The input>
— start —

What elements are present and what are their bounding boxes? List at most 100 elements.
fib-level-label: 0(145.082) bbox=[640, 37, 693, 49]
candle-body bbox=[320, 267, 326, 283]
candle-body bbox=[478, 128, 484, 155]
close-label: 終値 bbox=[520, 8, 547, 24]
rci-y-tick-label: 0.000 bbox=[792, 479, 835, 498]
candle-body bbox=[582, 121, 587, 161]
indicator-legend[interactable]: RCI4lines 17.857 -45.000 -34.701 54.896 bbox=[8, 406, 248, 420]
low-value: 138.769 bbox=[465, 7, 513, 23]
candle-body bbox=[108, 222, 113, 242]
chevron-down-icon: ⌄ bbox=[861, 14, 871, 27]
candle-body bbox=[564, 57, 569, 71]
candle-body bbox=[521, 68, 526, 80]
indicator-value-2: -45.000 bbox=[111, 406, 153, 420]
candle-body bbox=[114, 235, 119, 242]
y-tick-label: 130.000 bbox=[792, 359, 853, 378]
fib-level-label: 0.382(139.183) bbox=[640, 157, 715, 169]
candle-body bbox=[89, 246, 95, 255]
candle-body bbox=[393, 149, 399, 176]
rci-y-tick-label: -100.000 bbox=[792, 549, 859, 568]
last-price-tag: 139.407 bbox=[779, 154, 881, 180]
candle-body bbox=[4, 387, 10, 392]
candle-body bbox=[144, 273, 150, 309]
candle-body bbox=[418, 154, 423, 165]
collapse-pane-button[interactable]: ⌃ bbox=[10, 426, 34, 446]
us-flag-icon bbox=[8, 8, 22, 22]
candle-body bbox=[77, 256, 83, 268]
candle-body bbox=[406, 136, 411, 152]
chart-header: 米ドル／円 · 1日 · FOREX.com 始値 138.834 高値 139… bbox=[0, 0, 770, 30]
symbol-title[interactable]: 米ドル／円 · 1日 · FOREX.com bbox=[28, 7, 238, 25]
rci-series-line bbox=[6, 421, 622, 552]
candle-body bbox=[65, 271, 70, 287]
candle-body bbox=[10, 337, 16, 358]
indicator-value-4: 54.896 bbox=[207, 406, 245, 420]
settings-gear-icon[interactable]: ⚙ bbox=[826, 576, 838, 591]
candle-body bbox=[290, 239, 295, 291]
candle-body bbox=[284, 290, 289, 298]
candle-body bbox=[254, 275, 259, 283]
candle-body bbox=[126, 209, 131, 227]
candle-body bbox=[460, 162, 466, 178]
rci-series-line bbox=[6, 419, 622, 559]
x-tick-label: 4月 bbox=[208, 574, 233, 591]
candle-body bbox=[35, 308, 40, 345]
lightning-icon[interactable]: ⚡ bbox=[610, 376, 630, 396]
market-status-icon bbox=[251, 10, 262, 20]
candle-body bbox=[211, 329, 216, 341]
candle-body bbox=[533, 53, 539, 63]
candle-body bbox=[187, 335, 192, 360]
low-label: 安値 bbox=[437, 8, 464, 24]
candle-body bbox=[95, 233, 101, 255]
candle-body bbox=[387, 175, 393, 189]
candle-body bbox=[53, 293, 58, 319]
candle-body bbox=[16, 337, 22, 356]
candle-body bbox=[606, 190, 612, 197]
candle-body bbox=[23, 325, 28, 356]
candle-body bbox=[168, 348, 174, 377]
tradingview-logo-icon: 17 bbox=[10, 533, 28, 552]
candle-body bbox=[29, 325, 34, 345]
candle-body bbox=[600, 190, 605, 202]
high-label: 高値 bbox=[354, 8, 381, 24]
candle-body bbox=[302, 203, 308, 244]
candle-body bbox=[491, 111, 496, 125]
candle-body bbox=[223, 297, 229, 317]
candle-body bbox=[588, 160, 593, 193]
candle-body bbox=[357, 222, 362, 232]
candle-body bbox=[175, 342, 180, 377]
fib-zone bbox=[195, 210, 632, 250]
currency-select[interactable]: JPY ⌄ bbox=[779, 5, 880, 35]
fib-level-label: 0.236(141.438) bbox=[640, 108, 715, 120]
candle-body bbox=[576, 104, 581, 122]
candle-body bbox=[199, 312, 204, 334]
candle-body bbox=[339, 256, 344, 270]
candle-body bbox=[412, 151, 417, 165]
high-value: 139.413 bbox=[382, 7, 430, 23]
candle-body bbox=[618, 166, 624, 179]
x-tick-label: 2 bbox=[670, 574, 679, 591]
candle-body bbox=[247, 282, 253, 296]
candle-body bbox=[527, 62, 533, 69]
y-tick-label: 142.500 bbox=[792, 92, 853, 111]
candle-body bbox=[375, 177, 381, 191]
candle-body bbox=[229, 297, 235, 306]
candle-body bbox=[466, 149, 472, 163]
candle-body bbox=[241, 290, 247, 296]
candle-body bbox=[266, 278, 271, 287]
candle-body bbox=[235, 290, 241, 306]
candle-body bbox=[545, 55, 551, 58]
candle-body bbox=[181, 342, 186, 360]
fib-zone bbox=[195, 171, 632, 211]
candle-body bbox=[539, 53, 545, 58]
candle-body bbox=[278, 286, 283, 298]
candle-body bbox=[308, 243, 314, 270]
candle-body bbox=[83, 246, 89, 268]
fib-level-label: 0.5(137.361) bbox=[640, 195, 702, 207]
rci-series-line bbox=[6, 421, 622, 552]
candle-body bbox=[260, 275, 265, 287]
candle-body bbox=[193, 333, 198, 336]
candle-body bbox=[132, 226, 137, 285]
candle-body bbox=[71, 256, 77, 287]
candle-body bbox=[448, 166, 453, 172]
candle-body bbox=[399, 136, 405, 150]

— end —

What to do> Copy every row above word for word, keeping each one unchanged.

Exercise solution>
What elements are present and what are their bounding boxes? List at most 100 elements.
fib-level-label: 0(145.082) bbox=[640, 37, 693, 49]
candle-body bbox=[320, 267, 326, 283]
candle-body bbox=[478, 128, 484, 155]
close-label: 終値 bbox=[520, 8, 547, 24]
rci-y-tick-label: 0.000 bbox=[792, 479, 835, 498]
candle-body bbox=[582, 121, 587, 161]
indicator-legend[interactable]: RCI4lines 17.857 -45.000 -34.701 54.896 bbox=[8, 406, 248, 420]
low-value: 138.769 bbox=[465, 7, 513, 23]
candle-body bbox=[108, 222, 113, 242]
chevron-down-icon: ⌄ bbox=[861, 14, 871, 27]
candle-body bbox=[564, 57, 569, 71]
candle-body bbox=[521, 68, 526, 80]
indicator-value-2: -45.000 bbox=[111, 406, 153, 420]
candle-body bbox=[114, 235, 119, 242]
y-tick-label: 130.000 bbox=[792, 359, 853, 378]
fib-level-label: 0.382(139.183) bbox=[640, 157, 715, 169]
candle-body bbox=[89, 246, 95, 255]
candle-body bbox=[393, 149, 399, 176]
rci-y-tick-label: -100.000 bbox=[792, 549, 859, 568]
last-price-tag: 139.407 bbox=[779, 154, 881, 180]
candle-body bbox=[4, 387, 10, 392]
candle-body bbox=[144, 273, 150, 309]
candle-body bbox=[418, 154, 423, 165]
collapse-pane-button[interactable]: ⌃ bbox=[10, 426, 34, 446]
us-flag-icon bbox=[8, 8, 22, 22]
candle-body bbox=[77, 256, 83, 268]
candle-body bbox=[406, 136, 411, 152]
chart-header: 米ドル／円 · 1日 · FOREX.com 始値 138.834 高値 139… bbox=[0, 0, 770, 30]
symbol-title[interactable]: 米ドル／円 · 1日 · FOREX.com bbox=[28, 7, 238, 25]
rci-series-line bbox=[6, 421, 622, 552]
candle-body bbox=[65, 271, 70, 287]
candle-body bbox=[10, 337, 16, 358]
indicator-value-4: 54.896 bbox=[207, 406, 245, 420]
settings-gear-icon[interactable]: ⚙ bbox=[826, 576, 838, 591]
candle-body bbox=[290, 239, 295, 291]
candle-body bbox=[284, 290, 289, 298]
candle-body bbox=[254, 275, 259, 283]
candle-body bbox=[126, 209, 131, 227]
candle-body bbox=[460, 162, 466, 178]
rci-series-line bbox=[6, 419, 622, 559]
x-tick-label: 4月 bbox=[208, 574, 233, 591]
candle-body bbox=[35, 308, 40, 345]
lightning-icon[interactable]: ⚡ bbox=[610, 376, 630, 396]
market-status-icon bbox=[251, 10, 262, 20]
candle-body bbox=[211, 329, 216, 341]
candle-body bbox=[533, 53, 539, 63]
candle-body bbox=[187, 335, 192, 360]
low-label: 安値 bbox=[437, 8, 464, 24]
candle-body bbox=[95, 233, 101, 255]
candle-body bbox=[387, 175, 393, 189]
candle-body bbox=[53, 293, 58, 319]
candle-body bbox=[16, 337, 22, 356]
candle-body bbox=[606, 190, 612, 197]
candle-body bbox=[23, 325, 28, 356]
candle-body bbox=[168, 348, 174, 377]
tradingview-logo-icon: 17 bbox=[10, 533, 28, 552]
candle-body bbox=[29, 325, 34, 345]
candle-body bbox=[600, 190, 605, 202]
high-label: 高値 bbox=[354, 8, 381, 24]
candle-body bbox=[302, 203, 308, 244]
candle-body bbox=[491, 111, 496, 125]
candle-body bbox=[223, 297, 229, 317]
candle-body bbox=[588, 160, 593, 193]
candle-body bbox=[357, 222, 362, 232]
candle-body bbox=[175, 342, 180, 377]
fib-zone bbox=[195, 210, 632, 250]
currency-select[interactable]: JPY ⌄ bbox=[779, 5, 880, 35]
fib-level-label: 0.236(141.438) bbox=[640, 108, 715, 120]
candle-body bbox=[576, 104, 581, 122]
candle-body bbox=[199, 312, 204, 334]
candle-body bbox=[339, 256, 344, 270]
candle-body bbox=[412, 151, 417, 165]
high-value: 139.413 bbox=[382, 7, 430, 23]
candle-body bbox=[618, 166, 624, 179]
x-tick-label: 2 bbox=[670, 574, 679, 591]
candle-body bbox=[247, 282, 253, 296]
candle-body bbox=[527, 62, 533, 69]
y-tick-label: 142.500 bbox=[792, 92, 853, 111]
candle-body bbox=[375, 177, 381, 191]
candle-body bbox=[229, 297, 235, 306]
candle-body bbox=[466, 149, 472, 163]
candle-body bbox=[241, 290, 247, 296]
candle-body bbox=[266, 278, 271, 287]
candle-body bbox=[235, 290, 241, 306]
candle-body bbox=[545, 55, 551, 58]
candle-body bbox=[181, 342, 186, 360]
fib-zone bbox=[195, 171, 632, 211]
candle-body bbox=[539, 53, 545, 58]
candle-body bbox=[278, 286, 283, 298]
candle-body bbox=[308, 243, 314, 270]
candle-body bbox=[83, 246, 89, 268]
fib-level-label: 0.5(137.361) bbox=[640, 195, 702, 207]
rci-series-line bbox=[6, 421, 622, 552]
candle-body bbox=[260, 275, 265, 287]
candle-body bbox=[193, 333, 198, 336]
candle-body bbox=[132, 226, 137, 285]
candle-body bbox=[71, 256, 77, 287]
candle-body bbox=[448, 166, 453, 172]
candle-body bbox=[399, 136, 405, 150]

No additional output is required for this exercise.